* _SUPPLIED DATA_:
::::::::::

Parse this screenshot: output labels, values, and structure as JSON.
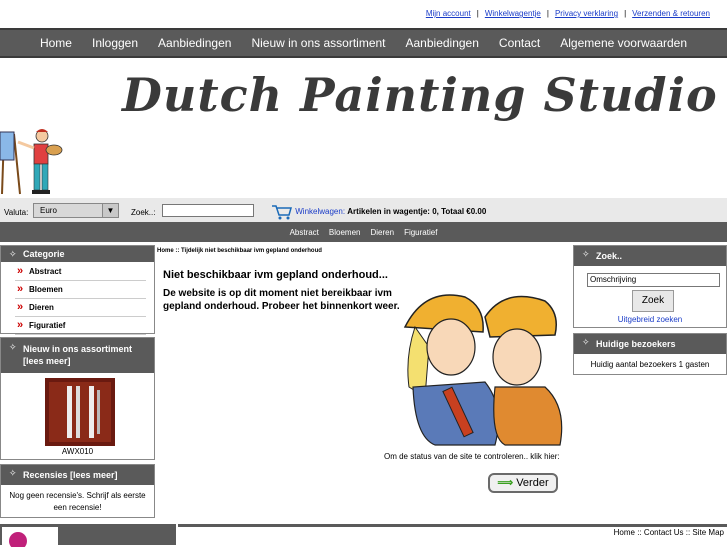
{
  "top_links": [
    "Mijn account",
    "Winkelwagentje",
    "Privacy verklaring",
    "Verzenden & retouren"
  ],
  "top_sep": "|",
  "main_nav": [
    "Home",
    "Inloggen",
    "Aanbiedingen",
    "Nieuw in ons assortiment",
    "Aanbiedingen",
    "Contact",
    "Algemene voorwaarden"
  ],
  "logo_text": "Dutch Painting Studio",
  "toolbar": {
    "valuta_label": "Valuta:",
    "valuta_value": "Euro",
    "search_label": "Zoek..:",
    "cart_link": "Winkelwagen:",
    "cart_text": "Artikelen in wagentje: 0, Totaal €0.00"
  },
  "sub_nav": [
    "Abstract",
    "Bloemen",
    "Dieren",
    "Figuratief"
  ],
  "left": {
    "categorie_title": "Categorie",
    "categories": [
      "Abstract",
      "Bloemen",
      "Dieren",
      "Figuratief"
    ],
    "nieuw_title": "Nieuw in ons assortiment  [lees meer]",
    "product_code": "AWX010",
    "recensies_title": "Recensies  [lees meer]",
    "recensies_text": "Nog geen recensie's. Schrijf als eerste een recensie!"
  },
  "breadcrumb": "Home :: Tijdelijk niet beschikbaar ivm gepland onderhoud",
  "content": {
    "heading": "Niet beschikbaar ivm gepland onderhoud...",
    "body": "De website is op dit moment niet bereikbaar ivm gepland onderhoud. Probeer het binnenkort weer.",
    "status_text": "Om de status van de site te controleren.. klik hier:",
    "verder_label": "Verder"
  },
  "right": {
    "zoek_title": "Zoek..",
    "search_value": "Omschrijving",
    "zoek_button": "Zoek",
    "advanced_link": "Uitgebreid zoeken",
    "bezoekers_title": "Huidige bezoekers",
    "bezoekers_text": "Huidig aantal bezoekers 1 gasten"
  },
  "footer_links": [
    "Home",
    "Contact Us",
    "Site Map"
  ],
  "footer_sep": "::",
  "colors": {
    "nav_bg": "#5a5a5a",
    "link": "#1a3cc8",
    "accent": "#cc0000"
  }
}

::::::::::

* _GIVEN PROBLEM_: Pull out the lines above in which the word "onderhoud" appears.

* _THE REPLY_:
  "breadcrumb": "Home :: Tijdelijk niet beschikbaar ivm gepland onderhoud",
    "heading": "Niet beschikbaar ivm gepland onderhoud...",
    "body": "De website is op dit moment niet bereikbaar ivm gepland onderhoud. Probeer het binnenkort weer.",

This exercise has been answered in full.